→ **TASK PROMPT**
Copy every line from the data below in which the string "content" can be found.

→ **PROVIDED MATERIAL**
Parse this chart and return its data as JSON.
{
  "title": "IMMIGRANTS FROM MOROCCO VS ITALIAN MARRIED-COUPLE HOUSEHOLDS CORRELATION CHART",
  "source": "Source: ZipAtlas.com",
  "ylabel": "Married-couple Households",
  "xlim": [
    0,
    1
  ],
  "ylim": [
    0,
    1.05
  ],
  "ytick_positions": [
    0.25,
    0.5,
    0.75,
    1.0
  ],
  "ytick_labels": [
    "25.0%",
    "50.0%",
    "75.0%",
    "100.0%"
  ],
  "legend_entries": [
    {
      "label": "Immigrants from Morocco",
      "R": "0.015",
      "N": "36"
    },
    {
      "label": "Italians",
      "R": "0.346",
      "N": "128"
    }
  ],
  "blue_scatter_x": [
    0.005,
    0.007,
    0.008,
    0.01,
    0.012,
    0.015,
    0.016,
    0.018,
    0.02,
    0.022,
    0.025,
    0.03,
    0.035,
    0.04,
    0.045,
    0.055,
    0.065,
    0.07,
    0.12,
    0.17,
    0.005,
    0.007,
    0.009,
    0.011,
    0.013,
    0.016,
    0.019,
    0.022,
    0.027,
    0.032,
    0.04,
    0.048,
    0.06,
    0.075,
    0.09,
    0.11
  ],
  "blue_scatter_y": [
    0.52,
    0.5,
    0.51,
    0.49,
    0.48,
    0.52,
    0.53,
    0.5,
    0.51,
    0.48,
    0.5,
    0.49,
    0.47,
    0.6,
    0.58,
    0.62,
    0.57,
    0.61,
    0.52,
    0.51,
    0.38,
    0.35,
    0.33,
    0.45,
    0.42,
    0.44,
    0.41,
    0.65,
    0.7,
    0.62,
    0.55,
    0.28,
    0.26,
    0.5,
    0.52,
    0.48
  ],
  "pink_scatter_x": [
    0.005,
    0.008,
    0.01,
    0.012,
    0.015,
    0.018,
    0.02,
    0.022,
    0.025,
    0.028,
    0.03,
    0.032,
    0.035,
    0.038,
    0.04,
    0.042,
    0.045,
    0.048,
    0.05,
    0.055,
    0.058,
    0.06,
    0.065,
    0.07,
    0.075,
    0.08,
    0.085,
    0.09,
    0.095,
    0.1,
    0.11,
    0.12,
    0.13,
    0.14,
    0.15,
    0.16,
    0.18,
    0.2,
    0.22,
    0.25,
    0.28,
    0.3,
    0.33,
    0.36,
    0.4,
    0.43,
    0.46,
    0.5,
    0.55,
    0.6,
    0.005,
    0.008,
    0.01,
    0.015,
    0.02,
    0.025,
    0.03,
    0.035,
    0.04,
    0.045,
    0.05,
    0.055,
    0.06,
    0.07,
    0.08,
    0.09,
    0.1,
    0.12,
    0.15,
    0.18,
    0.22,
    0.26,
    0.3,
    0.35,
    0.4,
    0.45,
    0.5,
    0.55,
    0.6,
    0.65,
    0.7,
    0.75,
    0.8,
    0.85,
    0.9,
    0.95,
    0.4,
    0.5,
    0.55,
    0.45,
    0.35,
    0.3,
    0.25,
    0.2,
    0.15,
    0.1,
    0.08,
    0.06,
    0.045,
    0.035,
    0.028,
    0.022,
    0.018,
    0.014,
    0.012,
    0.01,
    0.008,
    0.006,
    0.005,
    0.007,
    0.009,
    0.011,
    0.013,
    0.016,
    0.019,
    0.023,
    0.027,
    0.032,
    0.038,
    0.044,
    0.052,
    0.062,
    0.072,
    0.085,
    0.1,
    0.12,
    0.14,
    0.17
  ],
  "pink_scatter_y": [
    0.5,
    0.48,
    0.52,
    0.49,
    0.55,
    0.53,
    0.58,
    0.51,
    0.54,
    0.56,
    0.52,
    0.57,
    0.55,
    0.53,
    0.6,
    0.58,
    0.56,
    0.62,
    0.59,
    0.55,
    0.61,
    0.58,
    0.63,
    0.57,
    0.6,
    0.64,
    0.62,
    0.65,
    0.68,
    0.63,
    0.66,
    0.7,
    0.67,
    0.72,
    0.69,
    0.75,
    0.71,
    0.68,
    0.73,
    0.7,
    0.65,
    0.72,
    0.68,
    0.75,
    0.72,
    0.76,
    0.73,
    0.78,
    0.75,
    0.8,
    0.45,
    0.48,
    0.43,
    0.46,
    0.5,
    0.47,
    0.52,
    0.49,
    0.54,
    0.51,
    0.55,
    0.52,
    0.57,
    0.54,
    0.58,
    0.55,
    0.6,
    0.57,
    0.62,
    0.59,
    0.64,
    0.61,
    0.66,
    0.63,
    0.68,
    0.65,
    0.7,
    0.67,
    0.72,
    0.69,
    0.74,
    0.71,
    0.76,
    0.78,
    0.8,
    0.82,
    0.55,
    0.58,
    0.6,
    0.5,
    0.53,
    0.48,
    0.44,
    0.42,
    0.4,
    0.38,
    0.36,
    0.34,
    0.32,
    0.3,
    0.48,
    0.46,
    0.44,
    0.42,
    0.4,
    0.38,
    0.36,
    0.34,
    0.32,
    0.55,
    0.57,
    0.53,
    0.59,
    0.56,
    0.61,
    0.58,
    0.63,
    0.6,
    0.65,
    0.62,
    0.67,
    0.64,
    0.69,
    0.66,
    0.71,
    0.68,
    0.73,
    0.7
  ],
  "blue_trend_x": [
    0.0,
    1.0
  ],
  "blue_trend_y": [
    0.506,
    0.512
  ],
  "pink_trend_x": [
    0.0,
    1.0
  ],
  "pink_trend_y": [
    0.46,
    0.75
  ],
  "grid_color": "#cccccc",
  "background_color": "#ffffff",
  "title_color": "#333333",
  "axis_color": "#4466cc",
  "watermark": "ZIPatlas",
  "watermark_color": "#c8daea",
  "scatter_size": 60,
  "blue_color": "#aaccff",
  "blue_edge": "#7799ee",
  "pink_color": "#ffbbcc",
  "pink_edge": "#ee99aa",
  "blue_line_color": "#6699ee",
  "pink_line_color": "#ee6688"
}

...

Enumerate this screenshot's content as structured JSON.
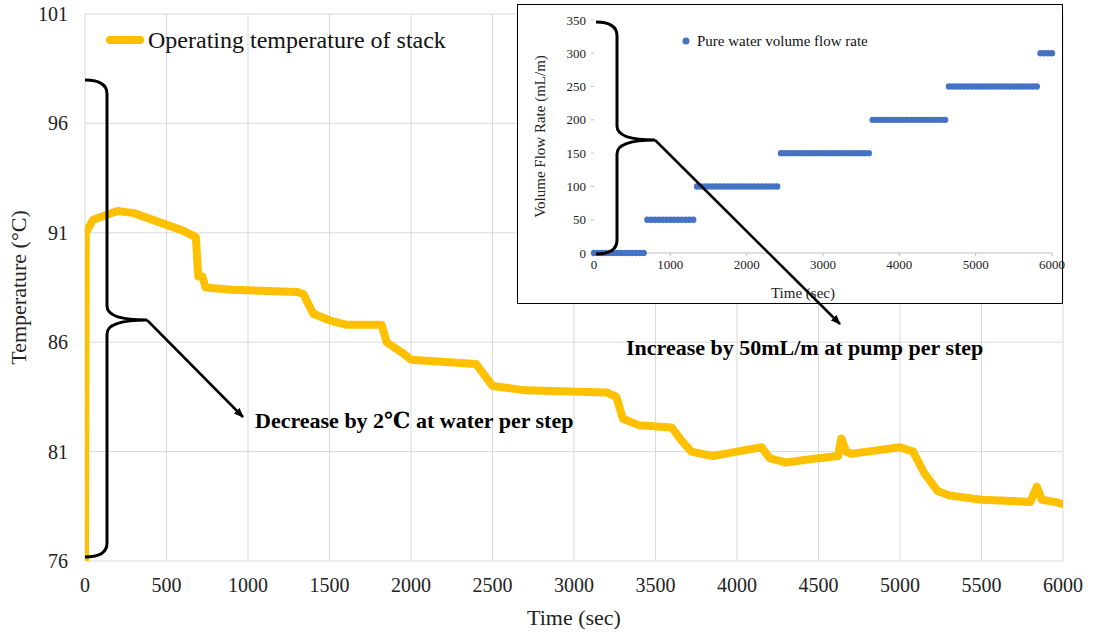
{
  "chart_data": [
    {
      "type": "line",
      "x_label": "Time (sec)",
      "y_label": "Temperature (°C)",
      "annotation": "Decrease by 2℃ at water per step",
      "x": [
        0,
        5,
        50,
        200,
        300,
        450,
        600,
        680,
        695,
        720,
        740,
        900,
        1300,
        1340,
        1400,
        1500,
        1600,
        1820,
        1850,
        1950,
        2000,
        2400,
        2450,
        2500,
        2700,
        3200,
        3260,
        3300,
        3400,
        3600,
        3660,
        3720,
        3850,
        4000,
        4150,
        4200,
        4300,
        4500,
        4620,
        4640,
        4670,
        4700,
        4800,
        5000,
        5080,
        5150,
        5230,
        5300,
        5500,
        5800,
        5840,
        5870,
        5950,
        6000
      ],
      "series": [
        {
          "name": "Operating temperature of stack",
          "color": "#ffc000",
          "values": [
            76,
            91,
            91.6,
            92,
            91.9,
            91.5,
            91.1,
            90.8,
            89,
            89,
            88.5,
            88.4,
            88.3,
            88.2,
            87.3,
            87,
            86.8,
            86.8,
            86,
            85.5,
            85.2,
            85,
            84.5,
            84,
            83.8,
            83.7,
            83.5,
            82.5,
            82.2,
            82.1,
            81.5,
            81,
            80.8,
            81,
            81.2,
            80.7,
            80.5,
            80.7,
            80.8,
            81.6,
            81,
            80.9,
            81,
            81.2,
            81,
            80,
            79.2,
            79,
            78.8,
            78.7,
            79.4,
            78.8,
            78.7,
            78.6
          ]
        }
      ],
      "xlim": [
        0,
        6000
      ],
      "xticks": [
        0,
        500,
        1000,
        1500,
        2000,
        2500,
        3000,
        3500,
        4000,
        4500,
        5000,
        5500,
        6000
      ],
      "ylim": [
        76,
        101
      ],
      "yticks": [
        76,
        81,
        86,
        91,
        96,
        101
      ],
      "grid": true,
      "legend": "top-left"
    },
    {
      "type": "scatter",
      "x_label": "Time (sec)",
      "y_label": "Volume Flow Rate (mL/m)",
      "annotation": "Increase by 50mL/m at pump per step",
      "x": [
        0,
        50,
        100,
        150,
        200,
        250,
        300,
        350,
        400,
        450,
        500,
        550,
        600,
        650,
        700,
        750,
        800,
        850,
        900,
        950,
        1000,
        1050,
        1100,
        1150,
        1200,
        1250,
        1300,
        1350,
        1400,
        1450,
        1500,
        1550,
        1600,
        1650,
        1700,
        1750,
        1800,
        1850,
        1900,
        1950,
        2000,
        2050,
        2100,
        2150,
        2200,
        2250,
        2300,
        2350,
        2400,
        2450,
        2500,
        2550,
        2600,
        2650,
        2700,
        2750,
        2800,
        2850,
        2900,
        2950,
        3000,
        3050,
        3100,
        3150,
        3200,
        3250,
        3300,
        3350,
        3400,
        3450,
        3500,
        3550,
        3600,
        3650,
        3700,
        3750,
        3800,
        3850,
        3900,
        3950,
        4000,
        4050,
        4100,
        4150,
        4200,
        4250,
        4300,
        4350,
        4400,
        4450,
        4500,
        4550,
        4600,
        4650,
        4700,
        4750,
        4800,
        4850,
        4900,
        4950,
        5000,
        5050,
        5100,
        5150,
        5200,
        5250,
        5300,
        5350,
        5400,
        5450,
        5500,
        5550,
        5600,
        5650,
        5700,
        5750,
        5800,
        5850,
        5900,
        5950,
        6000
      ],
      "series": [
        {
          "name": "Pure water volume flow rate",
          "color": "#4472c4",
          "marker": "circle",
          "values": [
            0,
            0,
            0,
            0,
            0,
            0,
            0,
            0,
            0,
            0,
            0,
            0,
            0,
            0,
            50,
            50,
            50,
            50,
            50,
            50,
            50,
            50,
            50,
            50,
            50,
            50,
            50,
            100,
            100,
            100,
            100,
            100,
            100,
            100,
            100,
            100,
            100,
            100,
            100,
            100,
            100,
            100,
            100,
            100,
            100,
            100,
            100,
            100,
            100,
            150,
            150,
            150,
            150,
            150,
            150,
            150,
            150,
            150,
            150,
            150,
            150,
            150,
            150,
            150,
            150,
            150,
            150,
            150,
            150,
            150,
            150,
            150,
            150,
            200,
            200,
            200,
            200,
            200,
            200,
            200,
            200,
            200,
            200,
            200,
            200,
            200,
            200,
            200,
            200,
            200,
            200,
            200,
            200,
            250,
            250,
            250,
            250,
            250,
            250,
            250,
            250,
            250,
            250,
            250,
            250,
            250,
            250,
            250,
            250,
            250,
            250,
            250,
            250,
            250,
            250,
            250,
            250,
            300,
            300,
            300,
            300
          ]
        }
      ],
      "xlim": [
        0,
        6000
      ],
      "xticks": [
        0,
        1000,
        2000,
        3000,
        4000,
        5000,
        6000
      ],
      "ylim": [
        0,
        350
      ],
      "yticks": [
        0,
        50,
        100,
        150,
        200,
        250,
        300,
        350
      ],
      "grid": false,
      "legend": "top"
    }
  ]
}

...

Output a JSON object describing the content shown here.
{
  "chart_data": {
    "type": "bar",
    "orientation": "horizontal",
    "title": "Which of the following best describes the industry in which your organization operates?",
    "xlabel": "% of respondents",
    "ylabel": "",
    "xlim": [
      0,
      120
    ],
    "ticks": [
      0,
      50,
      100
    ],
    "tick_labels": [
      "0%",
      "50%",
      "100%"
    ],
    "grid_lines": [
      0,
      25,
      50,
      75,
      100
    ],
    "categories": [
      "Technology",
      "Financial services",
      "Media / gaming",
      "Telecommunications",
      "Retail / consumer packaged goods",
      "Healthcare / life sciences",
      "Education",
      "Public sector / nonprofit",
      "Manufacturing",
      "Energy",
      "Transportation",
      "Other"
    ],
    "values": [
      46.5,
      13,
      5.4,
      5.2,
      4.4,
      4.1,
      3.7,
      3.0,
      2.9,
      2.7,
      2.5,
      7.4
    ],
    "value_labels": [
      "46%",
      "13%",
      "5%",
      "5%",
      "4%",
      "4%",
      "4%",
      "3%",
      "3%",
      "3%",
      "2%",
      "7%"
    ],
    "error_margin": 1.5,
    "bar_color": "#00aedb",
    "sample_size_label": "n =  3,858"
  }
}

→ **ANSWER FOR THIS EXERCISE**
Enumerate this screenshot's content as structured JSON.
Output a JSON object describing the content shown here.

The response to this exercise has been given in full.